## TASK REQUIREMENTS:
Select the lines that hold the word "icon" and copy each one.

=-=-=

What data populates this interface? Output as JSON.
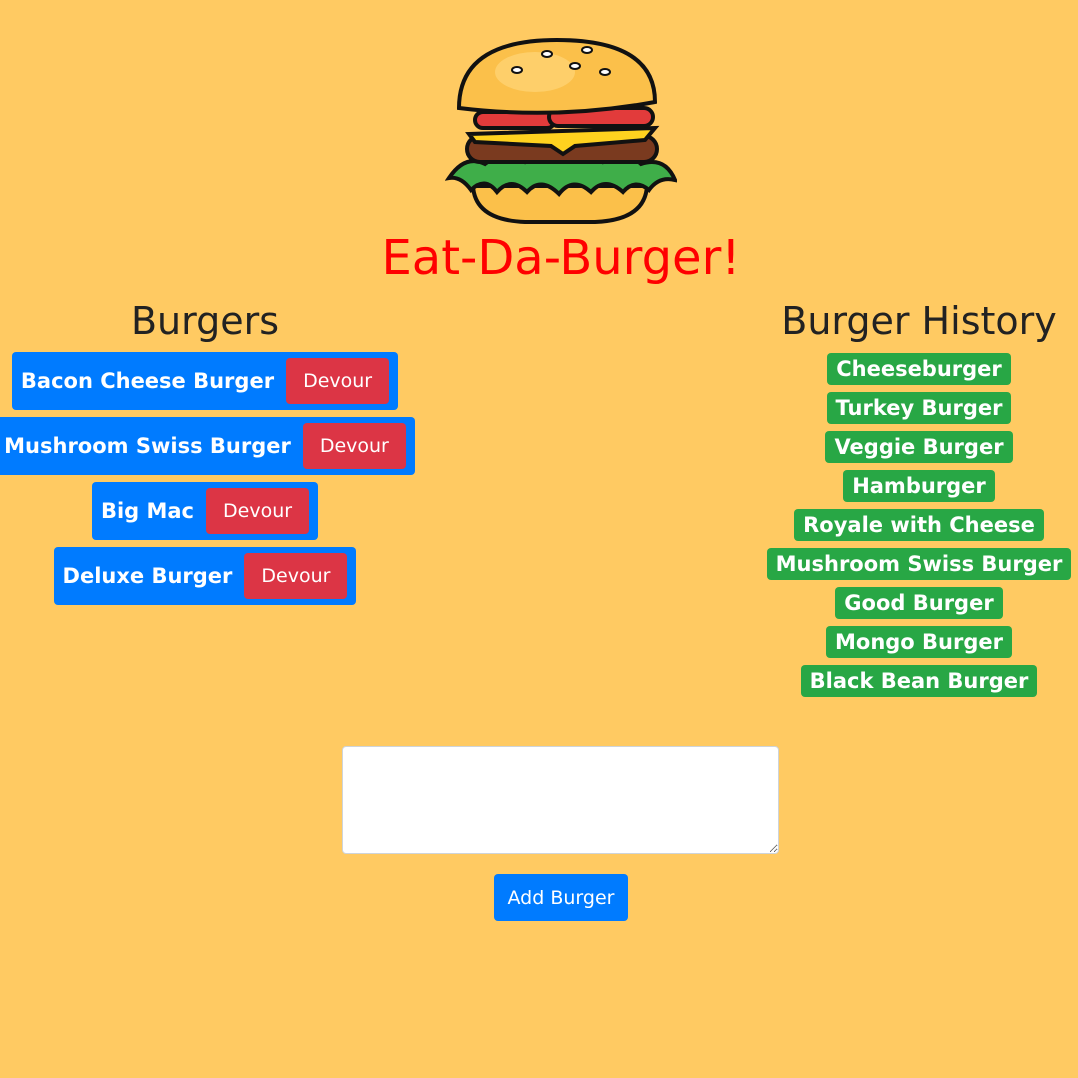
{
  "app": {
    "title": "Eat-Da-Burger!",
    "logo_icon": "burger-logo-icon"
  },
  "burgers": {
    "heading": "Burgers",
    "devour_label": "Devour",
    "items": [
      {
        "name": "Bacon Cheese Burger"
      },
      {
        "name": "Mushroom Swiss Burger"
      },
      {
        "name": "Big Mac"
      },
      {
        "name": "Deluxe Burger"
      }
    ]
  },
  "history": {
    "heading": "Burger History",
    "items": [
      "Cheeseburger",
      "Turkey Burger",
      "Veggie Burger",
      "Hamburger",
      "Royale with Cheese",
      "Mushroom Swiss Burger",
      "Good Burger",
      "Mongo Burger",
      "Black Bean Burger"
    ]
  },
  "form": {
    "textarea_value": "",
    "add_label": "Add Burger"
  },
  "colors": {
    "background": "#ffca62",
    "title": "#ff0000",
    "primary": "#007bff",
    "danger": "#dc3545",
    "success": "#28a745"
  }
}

=-=-=

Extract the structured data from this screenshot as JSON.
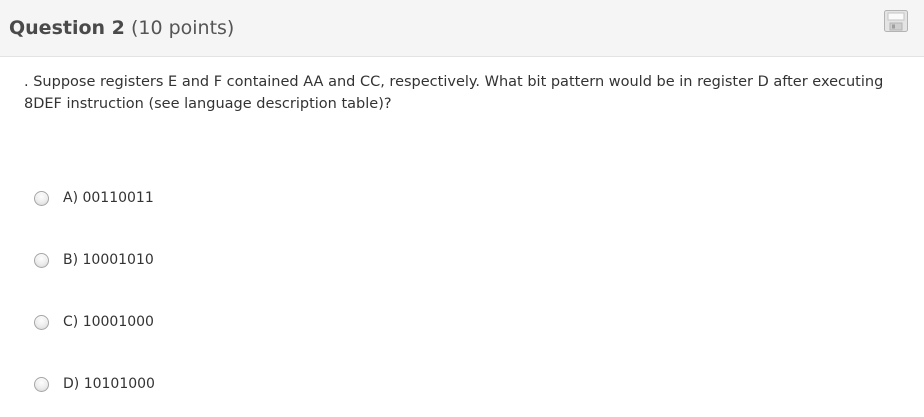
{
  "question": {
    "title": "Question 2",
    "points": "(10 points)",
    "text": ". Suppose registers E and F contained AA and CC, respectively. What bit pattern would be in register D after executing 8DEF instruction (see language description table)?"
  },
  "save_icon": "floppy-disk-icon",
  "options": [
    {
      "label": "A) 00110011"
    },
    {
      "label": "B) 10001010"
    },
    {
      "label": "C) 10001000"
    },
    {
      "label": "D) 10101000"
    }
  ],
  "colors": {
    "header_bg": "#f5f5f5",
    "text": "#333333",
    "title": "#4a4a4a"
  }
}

=-=-=

## TASK RESPONSE:
    "logo_icon": "burger-logo-icon"
  "save_icon": "floppy-disk-icon",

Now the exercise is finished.